Set task 1
Filter the records and keep every line that contains the string "label". Case counts.

Quoted text
Re: [PATCH v7 2/3] tick/sched: Ensure quiet_vmstat() is called when the idle tick was stopped too

From: Marcelo Tosatti
Date: Fri Sep 09 2022 - 15:36:11 EST


On Fri, Sep 09, 2022 at 02:12:24PM +0200, Frederic Weisbecker wrote:
> On Wed, Aug 17, 2022 at 04:13:48PM -0300, Marcelo Tosatti wrote:
> > From: Aaron Tomlin <atomlin@xxxxxxxxxx>
> >
> > In the context of the idle task and an adaptive-tick mode/or a nohz_full
> > CPU, quiet_vmstat() can be called: before stopping the idle tick,
> > entering an idle state and on exit. In particular, for the latter case,
> > when the idle task is required to reschedule, the idle tick can remain
> > stopped
>
> Since quiet_vmstat() is only called when ts->tick_stopped = false, this
> can only happen if the idle loop did not enter into dynticks idle mode
> but the exiting idle task eventually stops the tick
> (tick_nohz_idle_update_tick()).
>
> This can happen for example if we enter the idle loop with a timer callback
> pending in one jiffies, then once that timer fires, which wakes up a task,
> we exit the idle loop and then tick_nohz_idle_update_tick() doesn't see any
> timer callback pending left and the tick can be stopped.
>
> Or am I missing something?

For the scenario where we re-enter idle without calling quiet_vmstat:


CPU-0 CPU-1

0) vmstat_shepherd notices its necessary to queue vmstat work
to remote CPU, queues deferrable timer into timer wheel, and calls
trigger_dyntick_cpu (target_cpu == cpu-1).

1) Stop the tick (get_next_timer_interrupt will not take deferrable
timers into account), calls quiet_vmstat, which keeps the vmstat work
(vmstat_update function) queued.
2) Idle
3) Idle exit
4) Run thread on CPU, some activity marks vmstat dirty
5) Idle
6) Goto 3

At 5, since the tick is already stopped, the deferrable
timer for the delayed work item will not execute,
and vmstat_shepherd will consider

static void vmstat_shepherd(struct work_struct *w)
{
int cpu;

cpus_read_lock();
/* Check processors whose vmstat worker threads have been disabled */
for_each_online_cpu(cpu) {
struct delayed_work *dw = &per_cpu(vmstat_work, cpu);

if (!delayed_work_pending(dw) && need_update(cpu))
queue_delayed_work_on(cpu, mm_percpu_wq, dw, 0);

cond_resched();
}
cpus_read_unlock();

schedule_delayed_work(&shepherd,
round_jiffies_relative(sysctl_stat_interval));
}

As far as i can tell...

> > and the timer expiration time endless i.e., KTIME_MAX. Now,
> > indeed before a nohz_full CPU enters an idle state, CPU-specific vmstat
> > counters should be processed to ensure the respective values have been
> > reset and folded into the zone specific 'vm_stat[]'. That being said, it
> > can only occur when: the idle tick was previously stopped, and
> > reprogramming of the timer is not required.

Records for this exercise
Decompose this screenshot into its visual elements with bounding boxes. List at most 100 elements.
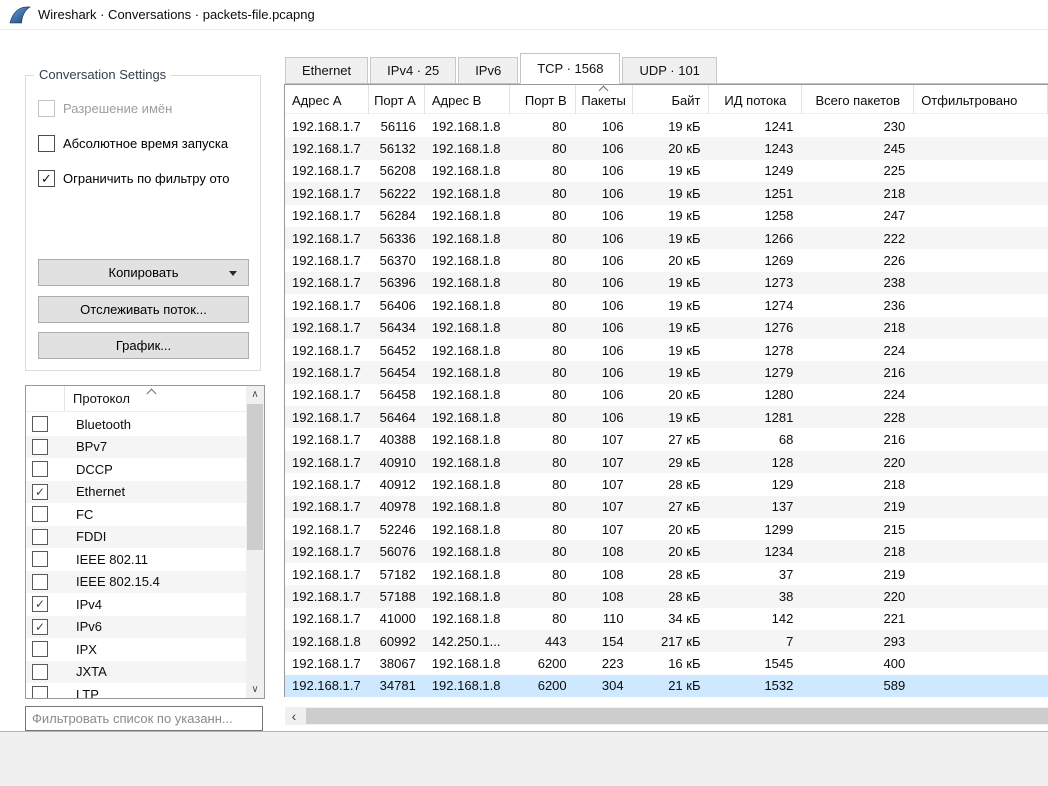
protocol-row[interactable]: Bluetooth bbox=[26, 413, 246, 436]
protocol-label: FDDI bbox=[76, 529, 107, 545]
table-row[interactable]: 192.168.1.7 56464 192.168.1.8 80 106 19 кБ 128… bbox=[285, 406, 1048, 429]
table-row[interactable]: 192.168.1.7 56222 192.168.1.8 80 106 19 кБ 125… bbox=[285, 182, 1048, 205]
checkbox-icon[interactable] bbox=[38, 99, 55, 117]
table-cell: 192.168.1.8 bbox=[431, 678, 501, 694]
table-row[interactable]: 192.168.1.7 38067 192.168.1.8 6200 223 16 кБ 1… bbox=[285, 652, 1048, 674]
graph-button[interactable]: График... bbox=[38, 332, 249, 359]
table-row[interactable]: 192.168.1.7 41000 192.168.1.8 80 110 34 кБ 142… bbox=[285, 608, 1048, 630]
column-header[interactable]: ИД потока bbox=[709, 85, 803, 114]
table-cell: 106 bbox=[601, 320, 624, 336]
protocol-checkbox[interactable] bbox=[32, 506, 48, 523]
protocol-row[interactable]: FC bbox=[26, 503, 246, 526]
column-header[interactable]: Адрес A bbox=[285, 85, 369, 114]
table-row[interactable]: 192.168.1.7 52246 192.168.1.8 80 107 20 кБ 129… bbox=[285, 518, 1048, 540]
table-cell: 192.168.1.7 bbox=[292, 432, 361, 448]
table-row[interactable]: 192.168.1.8 60992 142.250.1... 443 154 217 кБ… bbox=[285, 629, 1048, 653]
tab-ethernet[interactable]: Ethernet bbox=[285, 57, 369, 83]
scrollbar-thumb[interactable] bbox=[247, 404, 263, 550]
scroll-left-icon[interactable]: ‹ bbox=[285, 707, 303, 725]
protocol-row[interactable]: DCCP bbox=[26, 458, 246, 481]
protocol-checkbox[interactable] bbox=[32, 438, 48, 455]
protocol-label: FC bbox=[76, 506, 94, 522]
table-row[interactable]: 192.168.1.7 40912 192.168.1.8 80 107 28 кБ 129… bbox=[285, 473, 1048, 495]
protocol-row[interactable]: IEEE 802.15.4 bbox=[26, 570, 246, 593]
protocol-checkbox[interactable] bbox=[32, 461, 48, 478]
tab-ipv6[interactable]: IPv6 bbox=[458, 57, 519, 83]
table-row[interactable]: 192.168.1.7 56208 192.168.1.8 80 106 19 кБ 124… bbox=[285, 160, 1048, 182]
table-row[interactable]: 192.168.1.7 56336 192.168.1.8 80 106 19 кБ 126… bbox=[285, 226, 1048, 250]
protocol-column-header[interactable]: Протокол bbox=[65, 386, 130, 411]
protocol-filter-input[interactable] bbox=[25, 706, 263, 731]
protocol-checkbox[interactable] bbox=[32, 618, 48, 635]
protocol-row[interactable]: BPv7 bbox=[26, 435, 246, 458]
table-cell: 106 bbox=[601, 230, 624, 246]
protocol-checkbox[interactable] bbox=[32, 663, 48, 680]
table-row[interactable]: 192.168.1.7 40978 192.168.1.8 80 107 27 кБ 137… bbox=[285, 495, 1048, 519]
protocol-checkbox[interactable] bbox=[32, 596, 48, 613]
protocol-checkbox[interactable] bbox=[32, 551, 48, 568]
table-row[interactable]: 192.168.1.7 56452 192.168.1.8 80 106 19 кБ 127… bbox=[285, 339, 1048, 361]
tab-tcp[interactable]: TCP · 1568 bbox=[520, 53, 621, 84]
column-header[interactable]: Всего пакетов bbox=[802, 85, 915, 114]
follow-stream-button[interactable]: Отслеживать поток... bbox=[38, 296, 249, 323]
protocol-checkbox[interactable] bbox=[32, 483, 48, 500]
table-row[interactable]: 192.168.1.7 56406 192.168.1.8 80 106 19 кБ 127… bbox=[285, 294, 1048, 316]
table-row[interactable]: 192.168.1.7 56434 192.168.1.8 80 106 19 кБ 127… bbox=[285, 316, 1048, 339]
table-row[interactable]: 192.168.1.7 56396 192.168.1.8 80 106 19 кБ 127… bbox=[285, 271, 1048, 295]
table-cell: 27 кБ bbox=[668, 499, 701, 515]
protocol-checkbox[interactable] bbox=[32, 573, 48, 590]
protocol-row[interactable]: IPX bbox=[26, 638, 246, 661]
checkbox-name-resolution[interactable]: Разрешение имён bbox=[38, 99, 172, 117]
table-cell: 41000 bbox=[379, 611, 416, 627]
scroll-down-icon[interactable]: ∨ bbox=[246, 681, 264, 698]
protocol-row[interactable]: IPv4 bbox=[26, 593, 246, 616]
protocol-row[interactable]: Ethernet bbox=[26, 480, 246, 503]
table-row[interactable]: 192.168.1.7 56132 192.168.1.8 80 106 20 кБ 124… bbox=[285, 137, 1048, 160]
protocol-row[interactable]: JXTA bbox=[26, 660, 246, 683]
table-row[interactable]: 192.168.1.7 56284 192.168.1.8 80 106 19 кБ 125… bbox=[285, 205, 1048, 227]
protocol-checkbox[interactable] bbox=[32, 416, 48, 433]
protocol-row[interactable]: LTP bbox=[26, 683, 246, 698]
protocol-scrollbar[interactable]: ∧ ∨ bbox=[246, 386, 264, 698]
tab-ipv4[interactable]: IPv4 · 25 bbox=[370, 57, 457, 83]
table-row[interactable]: 192.168.1.7 56454 192.168.1.8 80 106 19 кБ 127… bbox=[285, 361, 1048, 384]
checkbox-icon[interactable] bbox=[38, 169, 55, 187]
checkbox-icon[interactable] bbox=[38, 134, 55, 152]
table-cell: 1281 bbox=[764, 409, 794, 425]
protocol-label: Ethernet bbox=[76, 484, 126, 500]
scroll-up-icon[interactable]: ∧ bbox=[246, 386, 264, 403]
table-row[interactable]: 192.168.1.7 56076 192.168.1.8 80 108 20 кБ 123… bbox=[285, 540, 1048, 563]
h-scrollbar[interactable]: ‹ bbox=[285, 707, 1048, 725]
column-header[interactable]: Отфильтровано bbox=[914, 85, 1048, 114]
table-row[interactable]: 192.168.1.7 57182 192.168.1.8 80 108 28 кБ 37 2… bbox=[285, 563, 1048, 585]
protocol-row[interactable]: IPv6 bbox=[26, 615, 246, 638]
column-header[interactable]: Адрес B bbox=[425, 85, 510, 114]
table-row[interactable]: 192.168.1.7 56370 192.168.1.8 80 106 20 кБ 126… bbox=[285, 249, 1048, 271]
table-row[interactable]: 192.168.1.7 40388 192.168.1.8 80 107 27 кБ 68 2… bbox=[285, 428, 1048, 450]
table-row[interactable]: 192.168.1.7 57188 192.168.1.8 80 108 28 кБ 38 2… bbox=[285, 585, 1048, 608]
protocol-row[interactable]: FDDI bbox=[26, 525, 246, 548]
tab-udp[interactable]: UDP · 101 bbox=[622, 57, 717, 83]
copy-button[interactable]: Копировать bbox=[38, 259, 249, 286]
protocol-checkbox[interactable] bbox=[32, 641, 48, 658]
protocol-checkbox[interactable] bbox=[32, 528, 48, 545]
table-cell: 80 bbox=[552, 499, 567, 515]
column-header[interactable]: Порт B bbox=[510, 85, 576, 114]
column-header[interactable]: Байт bbox=[633, 85, 710, 114]
table-row[interactable]: 192.168.1.7 56458 192.168.1.8 80 106 20 кБ 128… bbox=[285, 384, 1048, 406]
table-row[interactable]: 192.168.1.7 40910 192.168.1.8 80 107 29 кБ 128… bbox=[285, 450, 1048, 474]
table-row[interactable]: 192.168.1.7 34781 192.168.1.8 6200 304 21 кБ 1… bbox=[285, 674, 1048, 697]
checkbox-column-header[interactable] bbox=[26, 386, 65, 411]
table-cell: 192.168.1.7 bbox=[292, 320, 361, 336]
h-scrollbar-thumb[interactable] bbox=[306, 708, 1048, 724]
checkbox-limit-to-display-filter[interactable]: Ограничить по фильтру ото bbox=[38, 169, 229, 187]
table-cell: 106 bbox=[601, 163, 624, 179]
table-row[interactable]: 192.168.1.7 56116 192.168.1.8 80 106 19 кБ 124… bbox=[285, 115, 1048, 137]
table-cell: 192.168.1.8 bbox=[431, 387, 501, 403]
protocol-row[interactable]: IEEE 802.11 bbox=[26, 548, 246, 571]
column-header[interactable]: Порт A bbox=[369, 85, 425, 114]
protocol-list-header[interactable]: Протокол bbox=[26, 386, 264, 412]
table-cell: 192.168.1.7 bbox=[292, 230, 361, 246]
protocol-checkbox[interactable] bbox=[32, 686, 48, 698]
checkbox-absolute-start-time[interactable]: Абсолютное время запуска bbox=[38, 134, 228, 152]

Set task 2
Name every person mentioned by name in the kernel patch discussion.

Task output 1
protocol-label: FDDI bbox=[76, 529, 107, 545]
protocol-label: FC bbox=[76, 506, 94, 522]
protocol-label: Ethernet bbox=[76, 484, 126, 500]

Task output 2
Marcelo Tosatti, Frederic Weisbecker, Aaron Tomlin